• INPUT FOR THIS TASK:
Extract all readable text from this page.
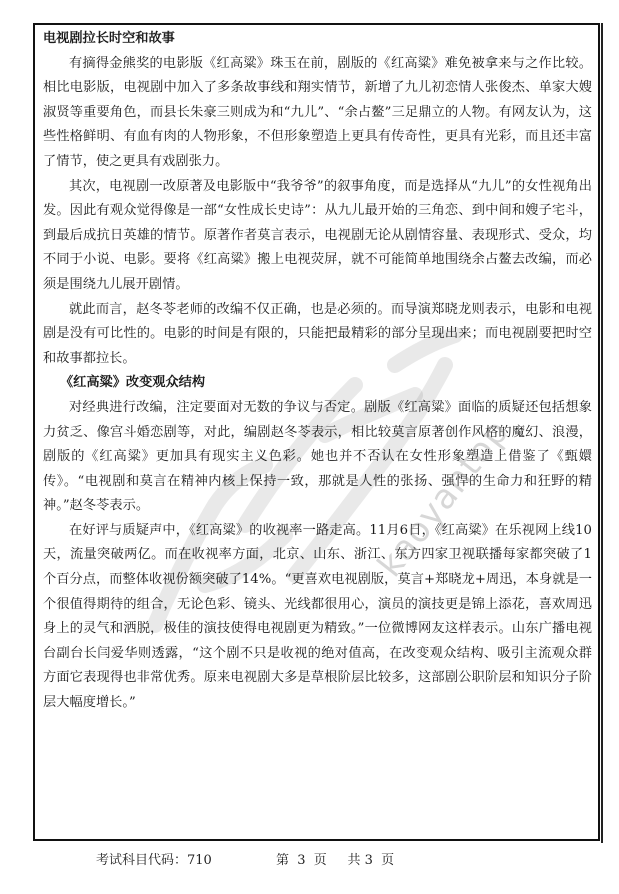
电视剧拉长时空和故事

有摘得金熊奖的电影版《红高粱》珠玉在前，剧版的《红高粱》难免被拿来与之作比较。相比电影版，电视剧中加入了多条故事线和翔实情节，新增了九儿初恋情人张俊杰、单家大嫂淑贤等重要角色，而县长朱豪三则成为和“九儿”、“余占鳌”三足鼎立的人物。有网友认为，这些性格鲜明、有血有肉的人物形象，不但形象塑造上更具有传奇性，更具有光彩，而且还丰富了情节，使之更具有戏剧张力。

其次，电视剧一改原著及电影版中“我爷爷”的叙事角度，而是选择从“九儿”的女性视角出发。因此有观众觉得像是一部“女性成长史诗”：从九儿最开始的三角恋、到中间和嫂子宅斗，到最后成抗日英雄的情节。原著作者莫言表示，电视剧无论从剧情容量、表现形式、受众，均不同于小说、电影。要将《红高粱》搬上电视荧屏，就不可能简单地围绕余占鳌去改编，而必须是围绕九儿展开剧情。

就此而言，赵冬苓老师的改编不仅正确，也是必须的。而导演郑晓龙则表示，电影和电视剧是没有可比性的。电影的时间是有限的，只能把最精彩的部分呈现出来；而电视剧要把时空和故事都拉长。

《红高粱》改变观众结构

对经典进行改编，注定要面对无数的争议与否定。剧版《红高粱》面临的质疑还包括想象力贫乏、像宫斗婚恋剧等，对此，编剧赵冬苓表示，相比较莫言原著创作风格的魔幻、浪漫，剧版的《红高粱》更加具有现实主义色彩。她也并不否认在女性形象塑造上借鉴了《甄嬛传》。“电视剧和莫言在精神内核上保持一致，那就是人性的张扬、强悍的生命力和狂野的精神。”赵冬苓表示。

在好评与质疑声中，《红高粱》的收视率一路走高。11月6日，《红高粱》在乐视网上线10天，流量突破两亿。而在收视率方面，北京、山东、浙江、东方四家卫视联播每家都突破了1个百分点，而整体收视份额突破了14%。“更喜欢电视剧版，莫言+郑晓龙+周迅，本身就是一个很值得期待的组合，无论色彩、镜头、光线都很用心，演员的演技更是锦上添花，喜欢周迅身上的灵气和洒脱，极佳的演技使得电视剧更为精致。”一位微博网友这样表示。山东广播电视台副台长闫爱华则透露，“这个剧不只是收视的绝对值高，在改变观众结构、吸引主流观众群方面它表现得也非常优秀。原来电视剧大多是草根阶层比较多，这部剧公职阶层和知识分子阶层大幅度增长。”

kaoyantop

考试科目代码：710

	第  3  页     共 3  页
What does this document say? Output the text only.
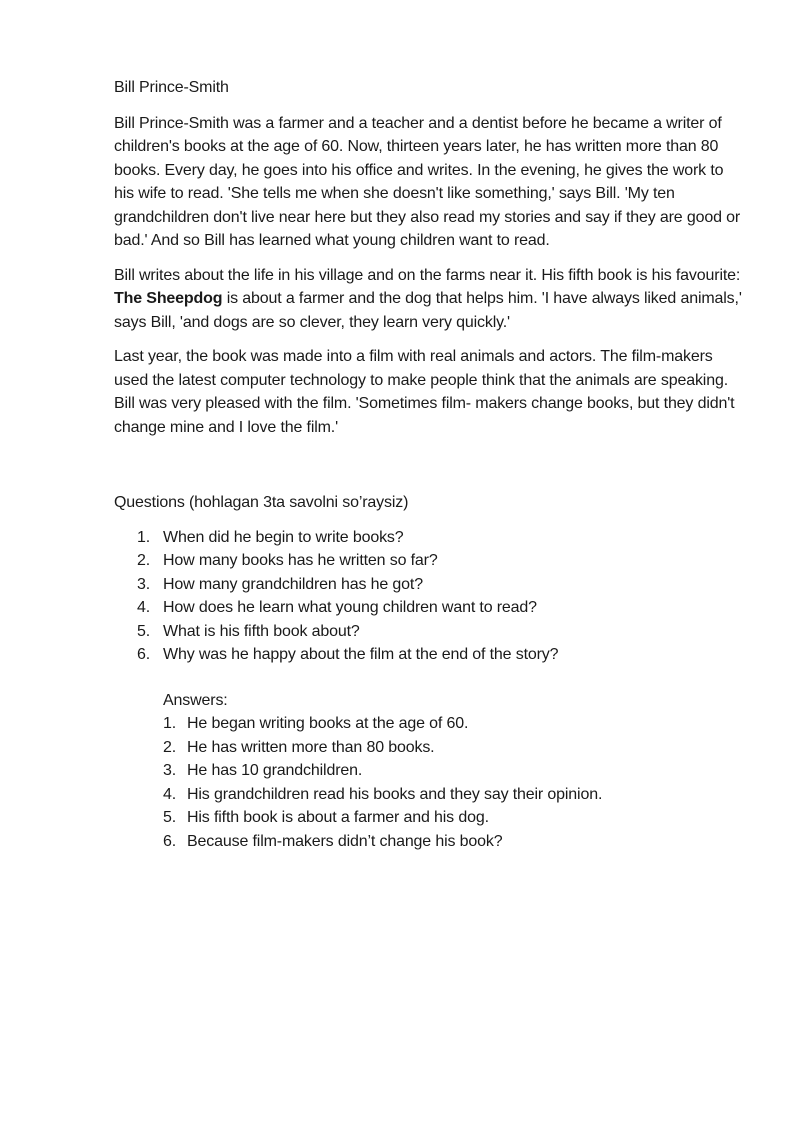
Bill Prince-Smith

Bill Prince-Smith was a farmer and a teacher and a dentist before he became a writer of children's books at the age of 60. Now, thirteen years later, he has written more than 80 books. Every day, he goes into his office and writes. In the evening, he gives the work to his wife to read. 'She tells me when she doesn't like something,' says Bill. 'My ten grandchildren don't live near here but they also read my stories and say if they are good or bad.' And so Bill has learned what young children want to read.

Bill writes about the life in his village and on the farms near it. His fifth book is his favourite: The Sheepdog is about a farmer and the dog that helps him. 'I have always liked animals,' says Bill, 'and dogs are so clever, they learn very quickly.'

Last year, the book was made into a film with real animals and actors. The film-makers used the latest computer technology to make people think that the animals are speaking. Bill was very pleased with the film. 'Sometimes film- makers change books, but they didn't change mine and I love the film.'

Questions (hohlagan 3ta savolni so’raysiz)
1. When did he begin to write books?
2. How many books has he written so far?
3. How many grandchildren has he got?
4. How does he learn what young children want to read?
5. What is his fifth book about?
6. Why was he happy about the film at the end of the story?
Answers:
1. He began writing books at the age of 60.
2. He has written more than 80 books.
3. He has 10 grandchildren.
4. His grandchildren read his books and they say their opinion.
5. His fifth book is about a farmer and his dog.
6. Because film-makers didn’t change his book?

• THE EXERCISE:
Without the pictures, return the entries exactly as they appear.

• EXPECTED ANSWER:
Extract all readable text from this page.
电视剧拉长时空和故事

有摘得金熊奖的电影版《红高粱》珠玉在前，剧版的《红高粱》难免被拿来与之作比较。相比电影版，电视剧中加入了多条故事线和翔实情节，新增了九儿初恋情人张俊杰、单家大嫂淑贤等重要角色，而县长朱豪三则成为和“九儿”、“余占鳌”三足鼎立的人物。有网友认为，这些性格鲜明、有血有肉的人物形象，不但形象塑造上更具有传奇性，更具有光彩，而且还丰富了情节，使之更具有戏剧张力。

其次，电视剧一改原著及电影版中“我爷爷”的叙事角度，而是选择从“九儿”的女性视角出发。因此有观众觉得像是一部“女性成长史诗”：从九儿最开始的三角恋、到中间和嫂子宅斗，到最后成抗日英雄的情节。原著作者莫言表示，电视剧无论从剧情容量、表现形式、受众，均不同于小说、电影。要将《红高粱》搬上电视荧屏，就不可能简单地围绕余占鳌去改编，而必须是围绕九儿展开剧情。

就此而言，赵冬苓老师的改编不仅正确，也是必须的。而导演郑晓龙则表示，电影和电视剧是没有可比性的。电影的时间是有限的，只能把最精彩的部分呈现出来；而电视剧要把时空和故事都拉长。

《红高粱》改变观众结构

对经典进行改编，注定要面对无数的争议与否定。剧版《红高粱》面临的质疑还包括想象力贫乏、像宫斗婚恋剧等，对此，编剧赵冬苓表示，相比较莫言原著创作风格的魔幻、浪漫，剧版的《红高粱》更加具有现实主义色彩。她也并不否认在女性形象塑造上借鉴了《甄嬛传》。“电视剧和莫言在精神内核上保持一致，那就是人性的张扬、强悍的生命力和狂野的精神。”赵冬苓表示。

在好评与质疑声中，《红高粱》的收视率一路走高。11月6日，《红高粱》在乐视网上线10天，流量突破两亿。而在收视率方面，北京、山东、浙江、东方四家卫视联播每家都突破了1个百分点，而整体收视份额突破了14%。“更喜欢电视剧版，莫言+郑晓龙+周迅，本身就是一个很值得期待的组合，无论色彩、镜头、光线都很用心，演员的演技更是锦上添花，喜欢周迅身上的灵气和洒脱，极佳的演技使得电视剧更为精致。”一位微博网友这样表示。山东广播电视台副台长闫爱华则透露，“这个剧不只是收视的绝对值高，在改变观众结构、吸引主流观众群方面它表现得也非常优秀。原来电视剧大多是草根阶层比较多，这部剧公职阶层和知识分子阶层大幅度增长。”

kaoyantop

考试科目代码：710

	第  3  页     共 3  页
What does this document say? Output the text only.
Bill Prince-Smith

Bill Prince-Smith was a farmer and a teacher and a dentist before he became a writer of children's books at the age of 60. Now, thirteen years later, he has written more than 80 books. Every day, he goes into his office and writes. In the evening, he gives the work to his wife to read. 'She tells me when she doesn't like something,' says Bill. 'My ten grandchildren don't live near here but they also read my stories and say if they are good or bad.' And so Bill has learned what young children want to read.

Bill writes about the life in his village and on the farms near it. His fifth book is his favourite: The Sheepdog is about a farmer and the dog that helps him. 'I have always liked animals,' says Bill, 'and dogs are so clever, they learn very quickly.'

Last year, the book was made into a film with real animals and actors. The film-makers used the latest computer technology to make people think that the animals are speaking. Bill was very pleased with the film. 'Sometimes film- makers change books, but they didn't change mine and I love the film.'

Questions (hohlagan 3ta savolni so’raysiz)
1. When did he begin to write books?
2. How many books has he written so far?
3. How many grandchildren has he got?
4. How does he learn what young children want to read?
5. What is his fifth book about?
6. Why was he happy about the film at the end of the story?
Answers:
1. He began writing books at the age of 60.
2. He has written more than 80 books.
3. He has 10 grandchildren.
4. His grandchildren read his books and they say their opinion.
5. His fifth book is about a farmer and his dog.
6. Because film-makers didn’t change his book?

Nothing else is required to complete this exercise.